++++ Given records ++++
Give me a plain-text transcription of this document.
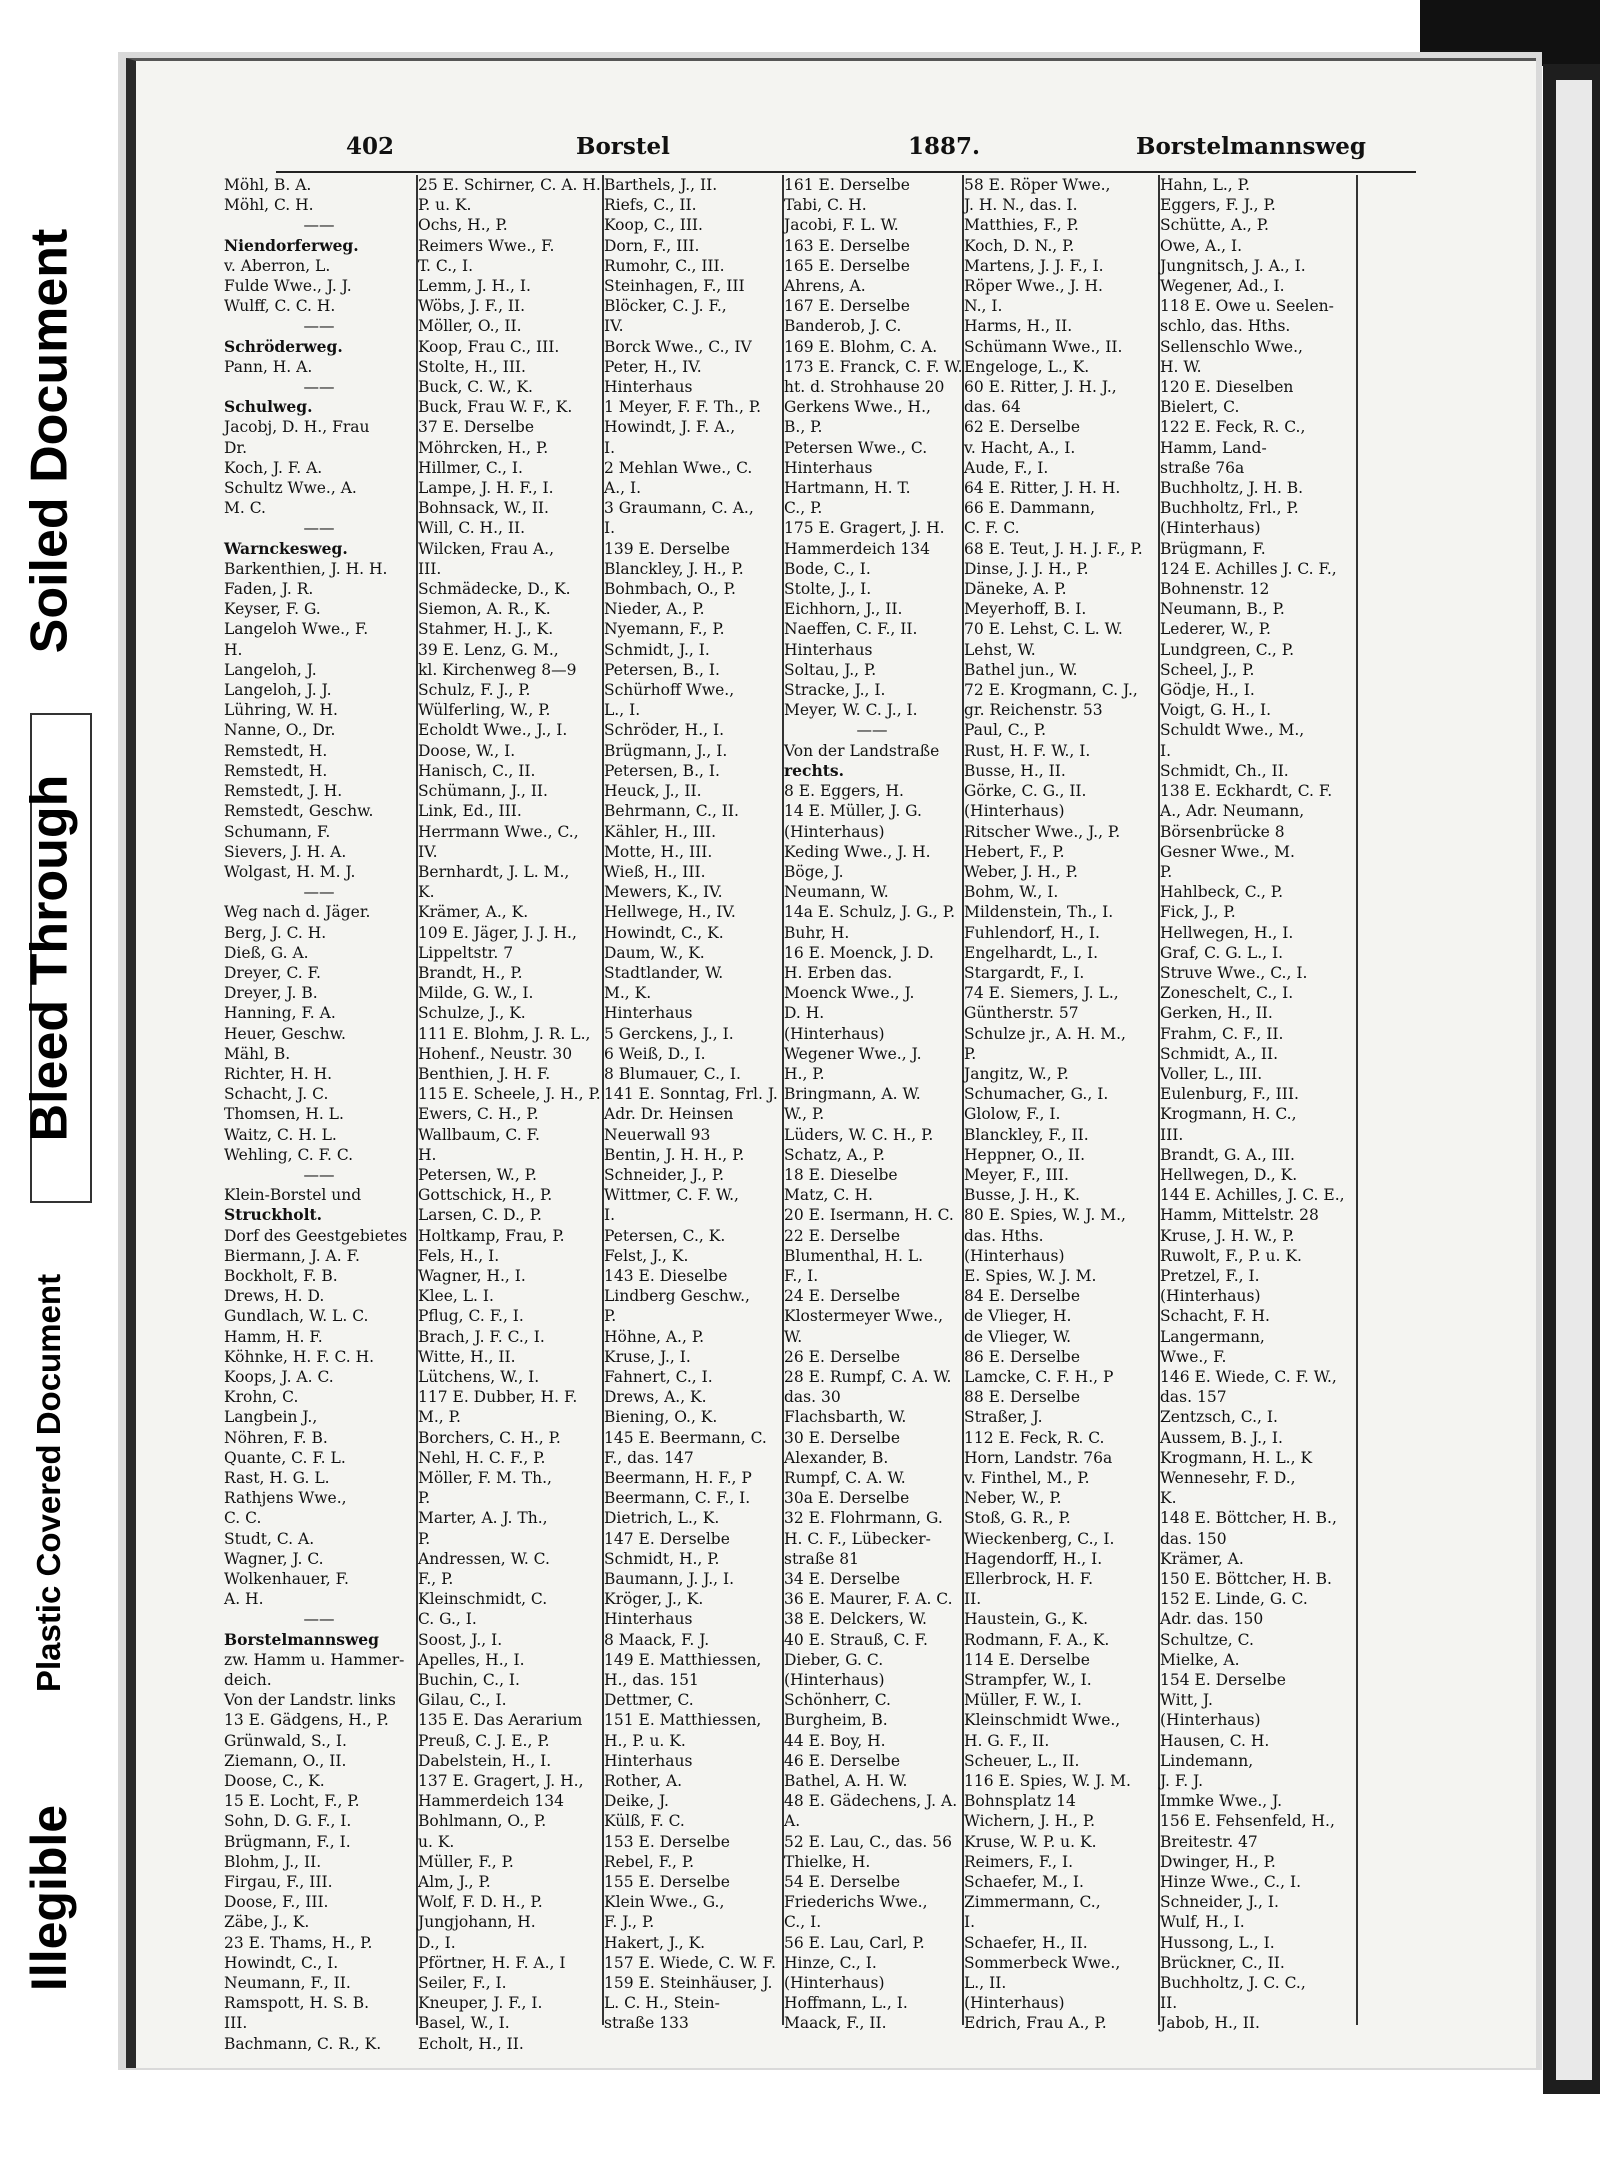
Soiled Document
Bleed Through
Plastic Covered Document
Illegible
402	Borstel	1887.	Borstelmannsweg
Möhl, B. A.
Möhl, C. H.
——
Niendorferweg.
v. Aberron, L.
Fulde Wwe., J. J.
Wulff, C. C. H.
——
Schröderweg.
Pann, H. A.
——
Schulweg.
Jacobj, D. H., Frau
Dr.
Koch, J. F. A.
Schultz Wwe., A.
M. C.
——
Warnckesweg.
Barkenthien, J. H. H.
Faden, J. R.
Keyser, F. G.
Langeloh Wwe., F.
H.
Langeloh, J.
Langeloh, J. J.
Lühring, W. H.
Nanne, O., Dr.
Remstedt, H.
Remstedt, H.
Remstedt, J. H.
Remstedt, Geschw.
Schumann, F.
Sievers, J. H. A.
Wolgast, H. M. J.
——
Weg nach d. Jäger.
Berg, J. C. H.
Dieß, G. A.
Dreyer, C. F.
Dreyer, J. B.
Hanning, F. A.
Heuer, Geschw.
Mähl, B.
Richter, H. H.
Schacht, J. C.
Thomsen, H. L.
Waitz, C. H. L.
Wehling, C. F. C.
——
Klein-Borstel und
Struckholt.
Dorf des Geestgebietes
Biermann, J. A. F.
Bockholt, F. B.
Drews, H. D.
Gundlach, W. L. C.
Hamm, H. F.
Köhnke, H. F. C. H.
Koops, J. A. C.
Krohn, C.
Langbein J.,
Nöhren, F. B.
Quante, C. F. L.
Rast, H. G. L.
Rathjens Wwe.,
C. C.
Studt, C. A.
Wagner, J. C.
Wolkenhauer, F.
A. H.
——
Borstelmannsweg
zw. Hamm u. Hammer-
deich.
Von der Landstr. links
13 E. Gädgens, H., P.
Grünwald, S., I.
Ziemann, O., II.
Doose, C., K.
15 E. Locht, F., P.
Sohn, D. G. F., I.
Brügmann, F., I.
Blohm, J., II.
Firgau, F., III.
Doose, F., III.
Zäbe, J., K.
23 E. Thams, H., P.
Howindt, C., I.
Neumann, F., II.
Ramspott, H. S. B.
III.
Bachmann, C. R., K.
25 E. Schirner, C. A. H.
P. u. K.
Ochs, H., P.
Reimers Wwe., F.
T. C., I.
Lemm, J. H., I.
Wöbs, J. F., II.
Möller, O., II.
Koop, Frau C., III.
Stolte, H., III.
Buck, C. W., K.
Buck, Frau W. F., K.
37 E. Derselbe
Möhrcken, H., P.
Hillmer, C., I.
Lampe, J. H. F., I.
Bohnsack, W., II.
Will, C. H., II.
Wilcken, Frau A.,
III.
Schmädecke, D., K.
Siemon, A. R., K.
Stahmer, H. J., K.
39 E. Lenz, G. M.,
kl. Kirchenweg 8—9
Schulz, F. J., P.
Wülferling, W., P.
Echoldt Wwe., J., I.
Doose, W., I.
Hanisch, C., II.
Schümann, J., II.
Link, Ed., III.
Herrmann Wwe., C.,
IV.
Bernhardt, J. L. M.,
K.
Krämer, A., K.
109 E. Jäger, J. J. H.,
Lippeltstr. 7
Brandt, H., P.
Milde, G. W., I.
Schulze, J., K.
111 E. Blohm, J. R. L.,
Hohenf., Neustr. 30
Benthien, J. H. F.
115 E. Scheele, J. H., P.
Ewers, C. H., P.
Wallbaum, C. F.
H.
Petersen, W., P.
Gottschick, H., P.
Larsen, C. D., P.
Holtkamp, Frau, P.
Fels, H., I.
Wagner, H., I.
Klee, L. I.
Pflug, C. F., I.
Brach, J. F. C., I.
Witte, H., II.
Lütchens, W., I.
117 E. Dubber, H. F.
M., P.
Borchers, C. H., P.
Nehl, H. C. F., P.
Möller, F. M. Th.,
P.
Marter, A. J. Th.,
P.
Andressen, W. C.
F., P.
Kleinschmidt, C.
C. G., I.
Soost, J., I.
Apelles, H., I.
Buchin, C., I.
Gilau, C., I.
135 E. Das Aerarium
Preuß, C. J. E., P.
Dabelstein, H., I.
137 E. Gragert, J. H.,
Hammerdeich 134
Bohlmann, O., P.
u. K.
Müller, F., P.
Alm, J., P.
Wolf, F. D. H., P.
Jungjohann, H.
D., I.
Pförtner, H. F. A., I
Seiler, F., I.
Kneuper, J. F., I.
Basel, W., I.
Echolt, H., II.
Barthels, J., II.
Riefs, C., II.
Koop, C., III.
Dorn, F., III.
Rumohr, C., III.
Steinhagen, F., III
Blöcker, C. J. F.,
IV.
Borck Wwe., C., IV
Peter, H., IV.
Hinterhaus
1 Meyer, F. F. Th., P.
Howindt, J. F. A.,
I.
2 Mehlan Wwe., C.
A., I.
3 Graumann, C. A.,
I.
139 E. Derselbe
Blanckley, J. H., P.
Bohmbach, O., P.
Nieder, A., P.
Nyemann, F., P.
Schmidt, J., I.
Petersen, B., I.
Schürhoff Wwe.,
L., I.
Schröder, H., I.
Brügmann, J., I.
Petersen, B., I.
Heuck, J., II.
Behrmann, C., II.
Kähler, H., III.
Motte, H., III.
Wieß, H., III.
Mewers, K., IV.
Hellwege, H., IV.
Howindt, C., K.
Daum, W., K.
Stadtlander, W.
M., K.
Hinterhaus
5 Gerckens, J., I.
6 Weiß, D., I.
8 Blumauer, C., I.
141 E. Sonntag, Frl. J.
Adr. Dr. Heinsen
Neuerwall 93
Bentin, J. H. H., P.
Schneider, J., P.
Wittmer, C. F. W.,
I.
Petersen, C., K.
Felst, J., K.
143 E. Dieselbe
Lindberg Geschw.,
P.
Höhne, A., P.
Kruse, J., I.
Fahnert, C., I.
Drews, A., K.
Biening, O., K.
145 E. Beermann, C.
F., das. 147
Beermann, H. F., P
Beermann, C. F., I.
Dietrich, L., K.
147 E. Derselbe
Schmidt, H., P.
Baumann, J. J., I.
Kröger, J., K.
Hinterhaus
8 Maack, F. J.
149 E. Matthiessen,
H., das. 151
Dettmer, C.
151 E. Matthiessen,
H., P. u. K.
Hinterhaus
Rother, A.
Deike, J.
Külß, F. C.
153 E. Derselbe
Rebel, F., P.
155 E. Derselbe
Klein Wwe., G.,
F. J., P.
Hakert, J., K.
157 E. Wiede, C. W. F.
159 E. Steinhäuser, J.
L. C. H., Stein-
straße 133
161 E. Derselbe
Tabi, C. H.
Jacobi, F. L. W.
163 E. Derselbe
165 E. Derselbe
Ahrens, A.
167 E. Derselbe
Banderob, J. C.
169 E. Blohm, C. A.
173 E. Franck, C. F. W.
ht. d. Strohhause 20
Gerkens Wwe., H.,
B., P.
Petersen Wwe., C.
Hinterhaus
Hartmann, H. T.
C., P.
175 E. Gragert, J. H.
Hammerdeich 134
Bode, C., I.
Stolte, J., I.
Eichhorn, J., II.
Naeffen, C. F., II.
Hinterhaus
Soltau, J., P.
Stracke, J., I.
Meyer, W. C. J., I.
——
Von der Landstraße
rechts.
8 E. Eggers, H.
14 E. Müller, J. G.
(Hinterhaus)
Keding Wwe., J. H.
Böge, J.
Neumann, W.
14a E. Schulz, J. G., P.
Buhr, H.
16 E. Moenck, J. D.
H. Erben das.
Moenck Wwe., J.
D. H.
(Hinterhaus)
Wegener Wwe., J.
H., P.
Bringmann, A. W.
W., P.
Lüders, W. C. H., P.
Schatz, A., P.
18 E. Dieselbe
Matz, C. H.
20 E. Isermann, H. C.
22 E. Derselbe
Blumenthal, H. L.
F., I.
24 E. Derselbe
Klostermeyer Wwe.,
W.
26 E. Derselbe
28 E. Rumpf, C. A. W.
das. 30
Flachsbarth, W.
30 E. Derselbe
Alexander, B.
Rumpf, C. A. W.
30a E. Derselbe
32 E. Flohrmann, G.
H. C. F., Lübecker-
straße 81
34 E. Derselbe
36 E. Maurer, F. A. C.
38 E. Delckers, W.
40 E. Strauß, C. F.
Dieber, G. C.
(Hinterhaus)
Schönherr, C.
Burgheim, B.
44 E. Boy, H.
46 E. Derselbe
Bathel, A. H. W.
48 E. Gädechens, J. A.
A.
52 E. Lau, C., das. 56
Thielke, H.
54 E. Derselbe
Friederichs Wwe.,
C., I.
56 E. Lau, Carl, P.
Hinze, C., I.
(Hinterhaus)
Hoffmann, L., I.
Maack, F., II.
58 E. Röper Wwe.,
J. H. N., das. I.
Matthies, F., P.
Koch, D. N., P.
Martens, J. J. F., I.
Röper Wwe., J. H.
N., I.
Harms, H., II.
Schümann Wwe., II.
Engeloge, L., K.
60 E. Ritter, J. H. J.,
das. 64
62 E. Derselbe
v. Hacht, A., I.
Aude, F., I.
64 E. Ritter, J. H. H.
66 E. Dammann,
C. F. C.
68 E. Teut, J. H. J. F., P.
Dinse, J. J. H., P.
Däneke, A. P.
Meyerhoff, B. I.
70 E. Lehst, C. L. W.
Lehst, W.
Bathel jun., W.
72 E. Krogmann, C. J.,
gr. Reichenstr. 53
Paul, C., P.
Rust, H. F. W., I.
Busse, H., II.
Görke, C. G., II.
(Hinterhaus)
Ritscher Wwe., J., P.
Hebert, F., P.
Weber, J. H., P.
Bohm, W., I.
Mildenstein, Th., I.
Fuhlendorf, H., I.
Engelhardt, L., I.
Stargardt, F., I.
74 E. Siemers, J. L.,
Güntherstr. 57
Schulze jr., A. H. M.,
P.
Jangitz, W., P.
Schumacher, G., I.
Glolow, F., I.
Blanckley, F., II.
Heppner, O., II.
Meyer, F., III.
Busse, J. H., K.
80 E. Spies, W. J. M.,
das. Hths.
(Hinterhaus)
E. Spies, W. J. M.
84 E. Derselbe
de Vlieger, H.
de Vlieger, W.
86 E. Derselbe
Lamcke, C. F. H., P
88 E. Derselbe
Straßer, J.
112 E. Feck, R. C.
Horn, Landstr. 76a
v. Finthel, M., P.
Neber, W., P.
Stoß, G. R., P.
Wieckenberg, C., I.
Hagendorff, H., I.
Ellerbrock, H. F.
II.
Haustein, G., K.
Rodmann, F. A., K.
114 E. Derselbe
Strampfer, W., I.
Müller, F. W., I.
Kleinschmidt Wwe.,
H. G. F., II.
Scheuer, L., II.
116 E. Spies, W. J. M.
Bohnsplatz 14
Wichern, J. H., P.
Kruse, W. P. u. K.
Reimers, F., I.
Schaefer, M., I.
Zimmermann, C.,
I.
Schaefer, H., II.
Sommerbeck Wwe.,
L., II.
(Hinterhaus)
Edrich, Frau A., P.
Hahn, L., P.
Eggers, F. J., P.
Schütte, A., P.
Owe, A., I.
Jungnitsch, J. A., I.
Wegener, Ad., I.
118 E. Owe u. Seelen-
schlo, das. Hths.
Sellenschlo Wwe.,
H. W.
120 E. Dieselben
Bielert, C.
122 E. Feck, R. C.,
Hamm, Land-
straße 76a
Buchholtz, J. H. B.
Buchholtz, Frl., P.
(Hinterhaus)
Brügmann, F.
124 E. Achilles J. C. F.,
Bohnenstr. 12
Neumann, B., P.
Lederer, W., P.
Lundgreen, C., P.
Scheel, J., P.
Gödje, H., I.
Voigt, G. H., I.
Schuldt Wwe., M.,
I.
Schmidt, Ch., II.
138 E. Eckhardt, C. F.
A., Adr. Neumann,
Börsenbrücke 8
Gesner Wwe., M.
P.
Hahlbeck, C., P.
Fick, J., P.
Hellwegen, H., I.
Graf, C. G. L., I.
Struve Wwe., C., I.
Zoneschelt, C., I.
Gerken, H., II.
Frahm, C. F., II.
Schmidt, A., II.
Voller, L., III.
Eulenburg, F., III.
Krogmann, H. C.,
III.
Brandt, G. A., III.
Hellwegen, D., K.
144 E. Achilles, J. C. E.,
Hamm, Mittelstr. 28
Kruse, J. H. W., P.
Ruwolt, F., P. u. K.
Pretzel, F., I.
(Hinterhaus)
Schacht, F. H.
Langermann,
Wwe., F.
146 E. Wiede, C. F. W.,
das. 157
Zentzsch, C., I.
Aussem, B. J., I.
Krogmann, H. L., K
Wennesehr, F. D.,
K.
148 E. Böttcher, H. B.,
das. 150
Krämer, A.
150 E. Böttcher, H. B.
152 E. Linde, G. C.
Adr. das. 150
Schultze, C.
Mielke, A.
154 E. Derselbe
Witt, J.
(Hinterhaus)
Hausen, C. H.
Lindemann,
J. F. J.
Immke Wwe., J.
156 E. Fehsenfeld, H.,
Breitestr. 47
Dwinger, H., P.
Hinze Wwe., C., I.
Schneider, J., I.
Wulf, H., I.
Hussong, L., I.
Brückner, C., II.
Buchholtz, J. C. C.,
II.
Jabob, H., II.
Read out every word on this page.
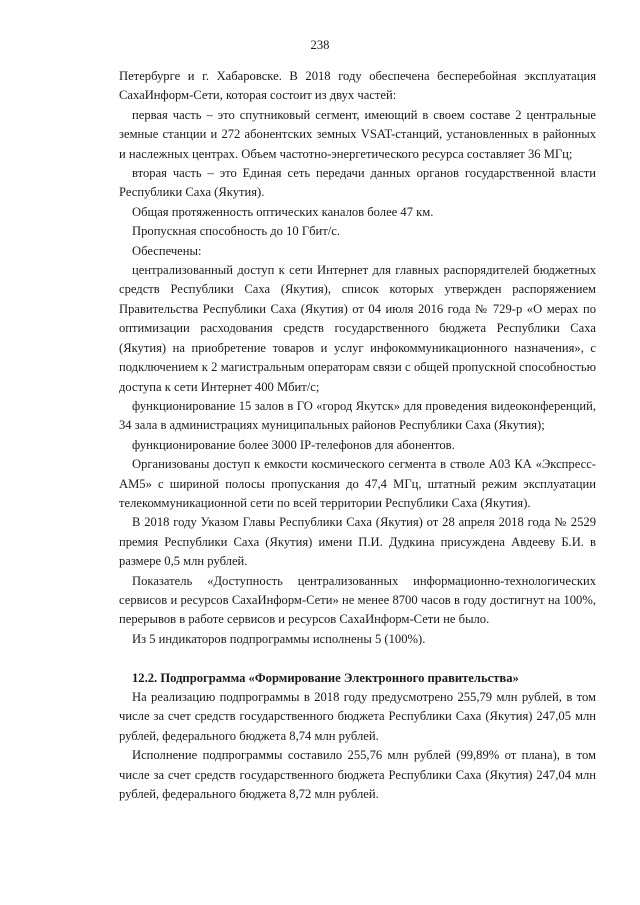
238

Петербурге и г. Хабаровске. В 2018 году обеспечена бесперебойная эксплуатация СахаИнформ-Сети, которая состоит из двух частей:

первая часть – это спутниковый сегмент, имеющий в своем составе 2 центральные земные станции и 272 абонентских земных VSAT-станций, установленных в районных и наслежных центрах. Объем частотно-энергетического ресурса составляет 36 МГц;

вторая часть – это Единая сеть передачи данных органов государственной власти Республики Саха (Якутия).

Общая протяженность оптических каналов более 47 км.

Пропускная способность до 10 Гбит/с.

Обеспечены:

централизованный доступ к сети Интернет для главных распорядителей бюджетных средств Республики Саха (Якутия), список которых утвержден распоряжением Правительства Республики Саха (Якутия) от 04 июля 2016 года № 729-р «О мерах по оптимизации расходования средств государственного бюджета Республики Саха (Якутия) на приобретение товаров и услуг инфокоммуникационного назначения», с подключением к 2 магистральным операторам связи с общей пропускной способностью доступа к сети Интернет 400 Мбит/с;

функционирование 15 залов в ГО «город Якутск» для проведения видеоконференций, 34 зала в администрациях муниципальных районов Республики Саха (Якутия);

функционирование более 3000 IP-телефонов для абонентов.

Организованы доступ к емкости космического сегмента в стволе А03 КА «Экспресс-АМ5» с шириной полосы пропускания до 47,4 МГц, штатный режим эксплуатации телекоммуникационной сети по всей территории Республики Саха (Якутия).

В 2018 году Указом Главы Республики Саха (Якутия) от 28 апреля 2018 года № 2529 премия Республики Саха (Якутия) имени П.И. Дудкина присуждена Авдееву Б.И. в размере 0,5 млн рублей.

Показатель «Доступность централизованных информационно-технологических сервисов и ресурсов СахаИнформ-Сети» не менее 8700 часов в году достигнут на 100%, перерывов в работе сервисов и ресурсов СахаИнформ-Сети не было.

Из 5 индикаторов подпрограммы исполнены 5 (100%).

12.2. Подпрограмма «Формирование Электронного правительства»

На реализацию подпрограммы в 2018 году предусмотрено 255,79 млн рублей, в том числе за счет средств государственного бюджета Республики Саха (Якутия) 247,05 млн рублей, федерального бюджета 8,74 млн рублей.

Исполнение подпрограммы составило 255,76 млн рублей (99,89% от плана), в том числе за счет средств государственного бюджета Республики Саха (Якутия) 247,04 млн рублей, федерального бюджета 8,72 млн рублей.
++++
• _Given problem_: Give only the number of lines in the data that hold the word "федерального".

• _Result for this exercise_: 2